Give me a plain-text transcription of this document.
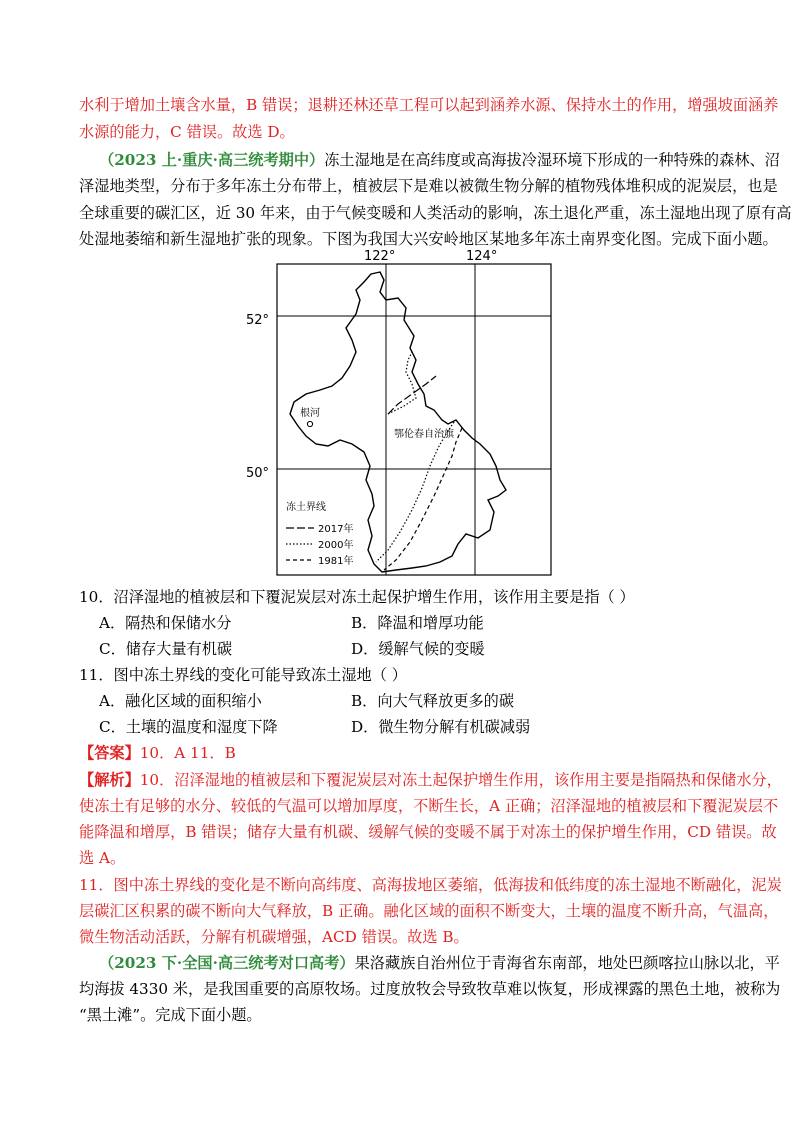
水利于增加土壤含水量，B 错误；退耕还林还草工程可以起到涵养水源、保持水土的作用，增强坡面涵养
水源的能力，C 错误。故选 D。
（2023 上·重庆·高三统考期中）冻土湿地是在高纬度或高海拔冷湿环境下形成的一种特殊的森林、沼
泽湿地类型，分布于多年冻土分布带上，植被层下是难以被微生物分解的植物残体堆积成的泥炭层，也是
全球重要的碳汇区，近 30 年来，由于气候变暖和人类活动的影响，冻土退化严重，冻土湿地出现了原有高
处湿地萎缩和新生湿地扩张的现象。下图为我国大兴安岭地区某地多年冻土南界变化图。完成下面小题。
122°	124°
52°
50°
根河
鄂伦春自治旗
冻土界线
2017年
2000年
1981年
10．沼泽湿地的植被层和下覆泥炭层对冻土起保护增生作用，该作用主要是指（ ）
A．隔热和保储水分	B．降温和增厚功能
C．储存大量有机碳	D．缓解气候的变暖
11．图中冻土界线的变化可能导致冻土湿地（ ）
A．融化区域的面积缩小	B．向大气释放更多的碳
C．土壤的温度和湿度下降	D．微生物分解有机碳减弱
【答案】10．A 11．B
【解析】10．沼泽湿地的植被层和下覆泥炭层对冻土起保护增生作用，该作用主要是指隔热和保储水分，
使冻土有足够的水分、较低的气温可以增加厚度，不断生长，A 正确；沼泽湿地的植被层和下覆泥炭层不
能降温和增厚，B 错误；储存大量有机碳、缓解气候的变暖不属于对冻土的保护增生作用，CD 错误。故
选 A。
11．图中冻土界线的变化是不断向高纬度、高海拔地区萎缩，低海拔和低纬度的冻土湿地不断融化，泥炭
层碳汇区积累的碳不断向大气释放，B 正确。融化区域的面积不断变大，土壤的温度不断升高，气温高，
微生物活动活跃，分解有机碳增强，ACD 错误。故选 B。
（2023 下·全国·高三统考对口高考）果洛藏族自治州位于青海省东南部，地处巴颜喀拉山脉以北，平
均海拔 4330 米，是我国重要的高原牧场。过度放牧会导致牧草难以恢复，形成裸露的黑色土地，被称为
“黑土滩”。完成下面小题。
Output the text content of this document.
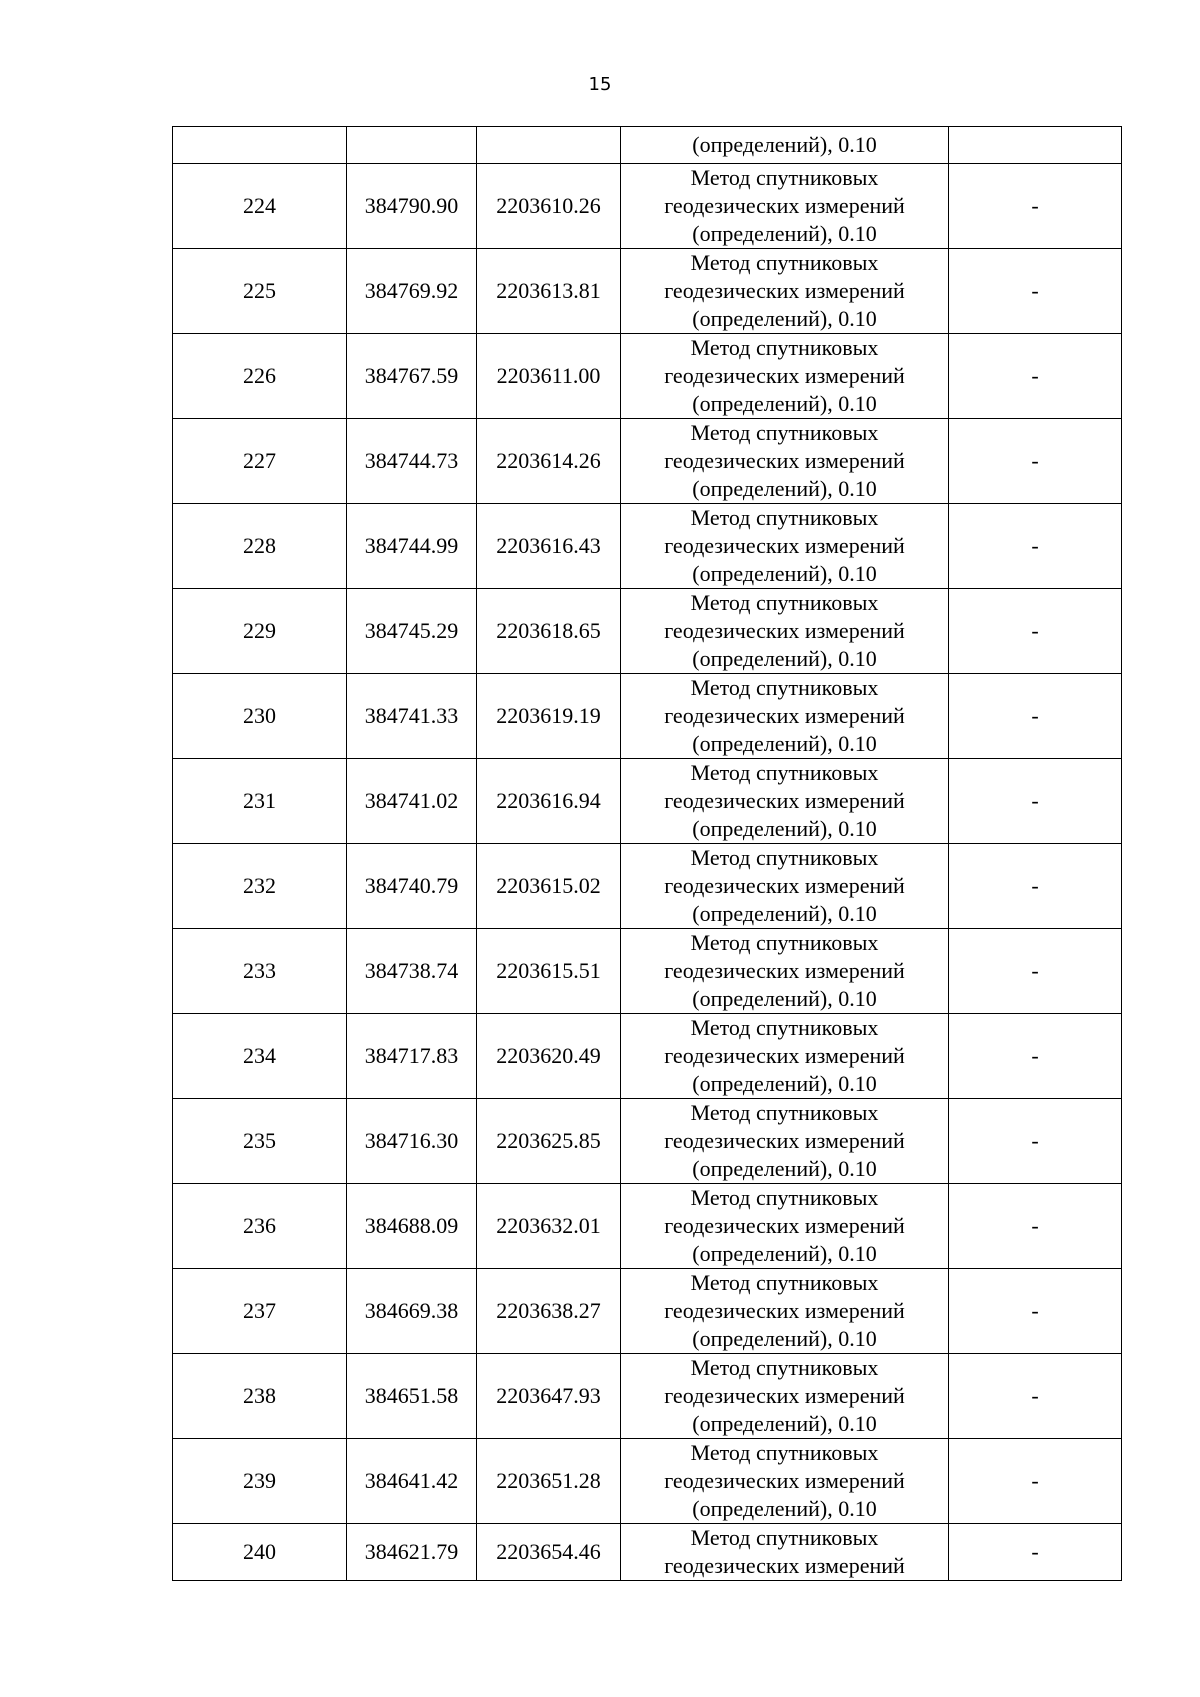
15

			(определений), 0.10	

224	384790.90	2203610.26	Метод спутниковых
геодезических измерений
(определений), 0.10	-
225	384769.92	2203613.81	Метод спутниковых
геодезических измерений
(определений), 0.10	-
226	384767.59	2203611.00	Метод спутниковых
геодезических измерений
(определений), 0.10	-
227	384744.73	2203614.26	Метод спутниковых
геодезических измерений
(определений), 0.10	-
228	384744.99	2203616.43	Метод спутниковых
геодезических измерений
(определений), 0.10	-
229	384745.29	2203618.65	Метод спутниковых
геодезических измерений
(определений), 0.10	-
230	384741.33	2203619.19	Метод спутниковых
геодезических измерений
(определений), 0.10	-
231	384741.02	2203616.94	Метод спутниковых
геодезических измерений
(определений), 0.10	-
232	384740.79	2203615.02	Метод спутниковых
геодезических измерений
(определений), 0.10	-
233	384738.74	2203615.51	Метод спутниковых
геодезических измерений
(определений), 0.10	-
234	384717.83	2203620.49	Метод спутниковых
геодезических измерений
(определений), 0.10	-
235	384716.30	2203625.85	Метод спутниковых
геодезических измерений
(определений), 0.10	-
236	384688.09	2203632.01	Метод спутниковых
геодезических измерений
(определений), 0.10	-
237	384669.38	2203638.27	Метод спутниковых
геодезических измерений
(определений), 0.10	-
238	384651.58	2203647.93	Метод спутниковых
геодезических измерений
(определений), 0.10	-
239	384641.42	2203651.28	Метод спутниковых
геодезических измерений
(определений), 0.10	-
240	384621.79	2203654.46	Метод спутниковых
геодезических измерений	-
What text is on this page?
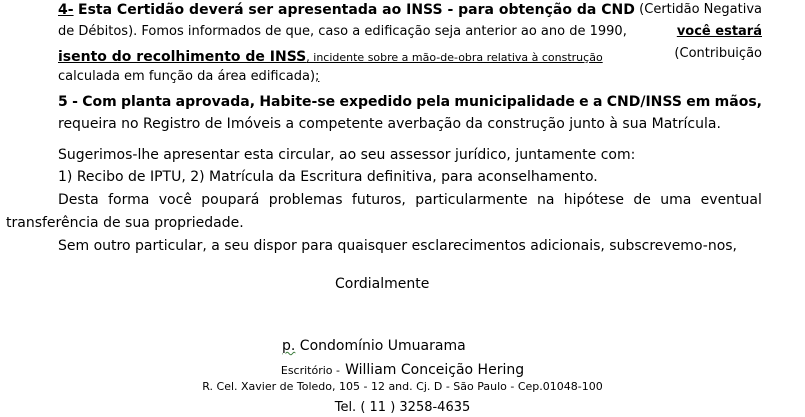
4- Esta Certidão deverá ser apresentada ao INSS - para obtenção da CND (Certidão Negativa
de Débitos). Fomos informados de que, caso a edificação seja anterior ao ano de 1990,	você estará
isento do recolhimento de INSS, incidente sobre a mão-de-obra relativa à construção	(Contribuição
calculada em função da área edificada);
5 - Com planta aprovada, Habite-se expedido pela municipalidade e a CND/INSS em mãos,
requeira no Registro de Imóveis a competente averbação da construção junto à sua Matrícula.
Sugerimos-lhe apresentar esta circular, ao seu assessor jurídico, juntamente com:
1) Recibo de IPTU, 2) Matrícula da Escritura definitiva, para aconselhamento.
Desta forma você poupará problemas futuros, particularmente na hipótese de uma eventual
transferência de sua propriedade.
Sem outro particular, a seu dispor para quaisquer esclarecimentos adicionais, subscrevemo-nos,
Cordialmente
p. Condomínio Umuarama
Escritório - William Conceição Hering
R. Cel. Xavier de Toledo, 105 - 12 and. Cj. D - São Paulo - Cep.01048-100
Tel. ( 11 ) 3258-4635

···

How many lines in the records above hold the word "储存大量有机碳"? Give only the number.

2